Reproduce every record exactly as it appears, but not the pictures.

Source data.
▽

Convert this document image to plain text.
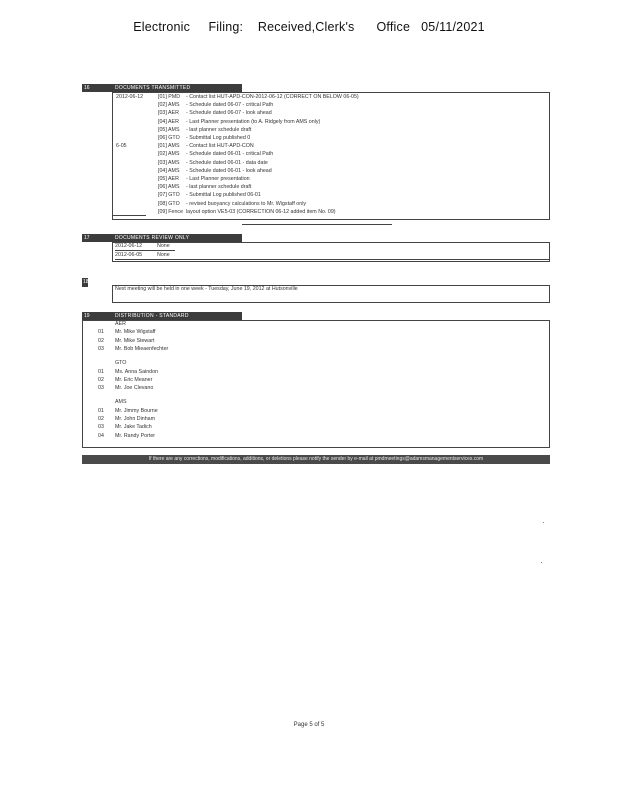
Electronic     Filing:    Received,Clerk's      Office   05/11/2021
16	DOCUMENTS TRANSMITTED
2012-06-12	[01] PMD - Contact list HUT-APD-CON-2012-06-12 (CORRECT ON BELOW 06-05)
[02] AMS - Schedule dated 06-07 - critical Path
[03] AER - Schedule dated 06-07 - look ahead
[04] AER - Last Planner presentation (to A. Ridgely from AMS only)
[05] AMS - last planner schedule draft
[06] GTO - Submittal Log published 0
6-05	[01] AMS - Contact list HUT-APD-CON
[02] AMS - Schedule dated 06-01 - critical Path
[03] AMS - Schedule dated 06-01 - data date
[04] AMS - Schedule dated 06-01 - look ahead
[05] AER - Last Planner presentation
[06] AMS - last planner schedule draft
[07] GTO - Submittal Log published 06-01
[08] GTO - revised buoyancy calculations to Mr. Wigstaff only
[09] Fence layout option VE5-03 (CORRECTION 06-12 added item No. 09)
17	DOCUMENTS REVIEW ONLY
2012-06-12	None
2012-06-05	None
18
Next meeting will be held in one week - Tuesday, June 19, 2012 at Hutsonville
19	DISTRIBUTION - STANDARD
AER
01 Mr. Mike Wigstaff
02 Mr. Mike Stewart
03 Mr. Bob Mieaenfechter
GTO
01 Ms. Anna Saindon
02 Mr. Eric Meaner
03 Mr. Joe Clevano
AMS
01 Mr. Jimmy Bourne
02 Mr. John Dinham
03 Mr. Jake Tadich
04 Mr. Randy Porter
If there are any corrections, modifications, additions, or deletions please notify the sender by e-mail at pmdmeetings@adamsmanagementservices.com
Page 5 of 5
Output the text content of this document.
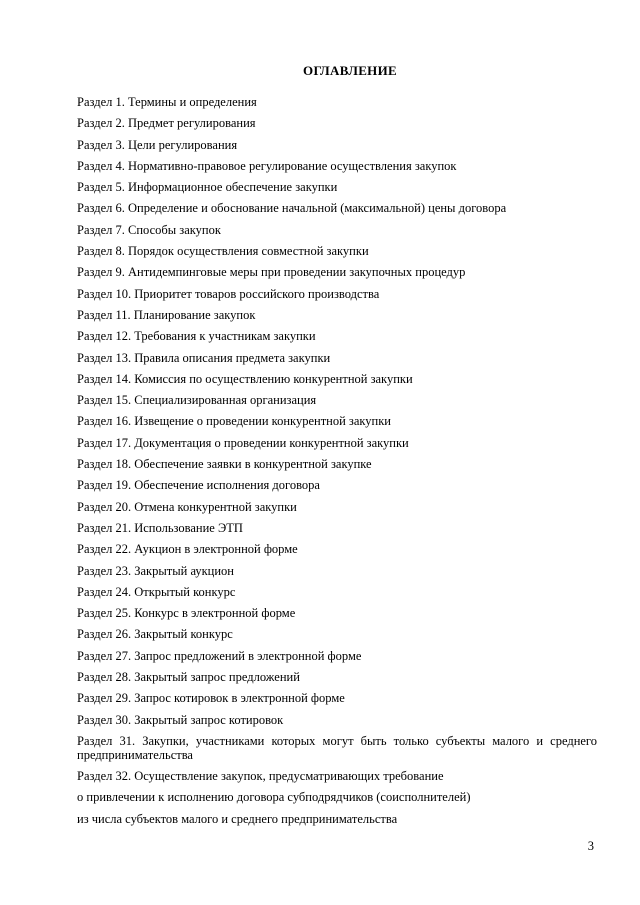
ОГЛАВЛЕНИЕ
Раздел 1. Термины и определения
Раздел 2. Предмет регулирования
Раздел 3. Цели регулирования
Раздел 4. Нормативно-правовое регулирование осуществления закупок
Раздел 5. Информационное обеспечение закупки
Раздел 6. Определение и обоснование начальной (максимальной) цены договора
Раздел 7. Способы закупок
Раздел 8. Порядок осуществления совместной закупки
Раздел 9. Антидемпинговые меры при проведении закупочных процедур
Раздел 10. Приоритет товаров российского производства
Раздел 11. Планирование закупок
Раздел 12. Требования к участникам закупки
Раздел 13. Правила описания предмета закупки
Раздел 14. Комиссия по осуществлению конкурентной закупки
Раздел 15. Специализированная организация
Раздел 16. Извещение о проведении конкурентной закупки
Раздел 17. Документация о проведении конкурентной закупки
Раздел 18. Обеспечение заявки в конкурентной закупке
Раздел 19. Обеспечение исполнения договора
Раздел 20. Отмена конкурентной закупки
Раздел 21. Использование ЭТП
Раздел 22. Аукцион в электронной форме
Раздел 23. Закрытый аукцион
Раздел 24. Открытый конкурс
Раздел 25. Конкурс в электронной форме
Раздел 26. Закрытый конкурс
Раздел 27. Запрос предложений в электронной форме
Раздел 28. Закрытый запрос предложений
Раздел 29. Запрос котировок в электронной форме
Раздел 30. Закрытый запрос котировок
Раздел 31. Закупки, участниками которых могут быть только субъекты малого и среднего предпринимательства
Раздел 32. Осуществление закупок, предусматривающих требование
о привлечении к исполнению договора субподрядчиков (соисполнителей)
из числа субъектов малого и среднего предпринимательства
3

△

Solution for this problem.
Convert this document image to plain text.
Electronic     Filing:    Received,Clerk's      Office   05/11/2021
16	DOCUMENTS TRANSMITTED
2012-06-12	[01] PMD - Contact list HUT-APD-CON-2012-06-12 (CORRECT ON BELOW 06-05)
[02] AMS - Schedule dated 06-07 - critical Path
[03] AER - Schedule dated 06-07 - look ahead
[04] AER - Last Planner presentation (to A. Ridgely from AMS only)
[05] AMS - last planner schedule draft
[06] GTO - Submittal Log published 0
6-05	[01] AMS - Contact list HUT-APD-CON
[02] AMS - Schedule dated 06-01 - critical Path
[03] AMS - Schedule dated 06-01 - data date
[04] AMS - Schedule dated 06-01 - look ahead
[05] AER - Last Planner presentation
[06] AMS - last planner schedule draft
[07] GTO - Submittal Log published 06-01
[08] GTO - revised buoyancy calculations to Mr. Wigstaff only
[09] Fence layout option VE5-03 (CORRECTION 06-12 added item No. 09)
17	DOCUMENTS REVIEW ONLY
2012-06-12	None
2012-06-05	None
18
Next meeting will be held in one week - Tuesday, June 19, 2012 at Hutsonville
19	DISTRIBUTION - STANDARD
AER
01 Mr. Mike Wigstaff
02 Mr. Mike Stewart
03 Mr. Bob Mieaenfechter
GTO
01 Ms. Anna Saindon
02 Mr. Eric Meaner
03 Mr. Joe Clevano
AMS
01 Mr. Jimmy Bourne
02 Mr. John Dinham
03 Mr. Jake Tadich
04 Mr. Randy Porter
If there are any corrections, modifications, additions, or deletions please notify the sender by e-mail at pmdmeetings@adamsmanagementservices.com
Page 5 of 5
Output the text content of this document.
ОГЛАВЛЕНИЕ
Раздел 1. Термины и определения
Раздел 2. Предмет регулирования
Раздел 3. Цели регулирования
Раздел 4. Нормативно-правовое регулирование осуществления закупок
Раздел 5. Информационное обеспечение закупки
Раздел 6. Определение и обоснование начальной (максимальной) цены договора
Раздел 7. Способы закупок
Раздел 8. Порядок осуществления совместной закупки
Раздел 9. Антидемпинговые меры при проведении закупочных процедур
Раздел 10. Приоритет товаров российского производства
Раздел 11. Планирование закупок
Раздел 12. Требования к участникам закупки
Раздел 13. Правила описания предмета закупки
Раздел 14. Комиссия по осуществлению конкурентной закупки
Раздел 15. Специализированная организация
Раздел 16. Извещение о проведении конкурентной закупки
Раздел 17. Документация о проведении конкурентной закупки
Раздел 18. Обеспечение заявки в конкурентной закупке
Раздел 19. Обеспечение исполнения договора
Раздел 20. Отмена конкурентной закупки
Раздел 21. Использование ЭТП
Раздел 22. Аукцион в электронной форме
Раздел 23. Закрытый аукцион
Раздел 24. Открытый конкурс
Раздел 25. Конкурс в электронной форме
Раздел 26. Закрытый конкурс
Раздел 27. Запрос предложений в электронной форме
Раздел 28. Закрытый запрос предложений
Раздел 29. Запрос котировок в электронной форме
Раздел 30. Закрытый запрос котировок
Раздел 31. Закупки, участниками которых могут быть только субъекты малого и среднего предпринимательства
Раздел 32. Осуществление закупок, предусматривающих требование
о привлечении к исполнению договора субподрядчиков (соисполнителей)
из числа субъектов малого и среднего предпринимательства
3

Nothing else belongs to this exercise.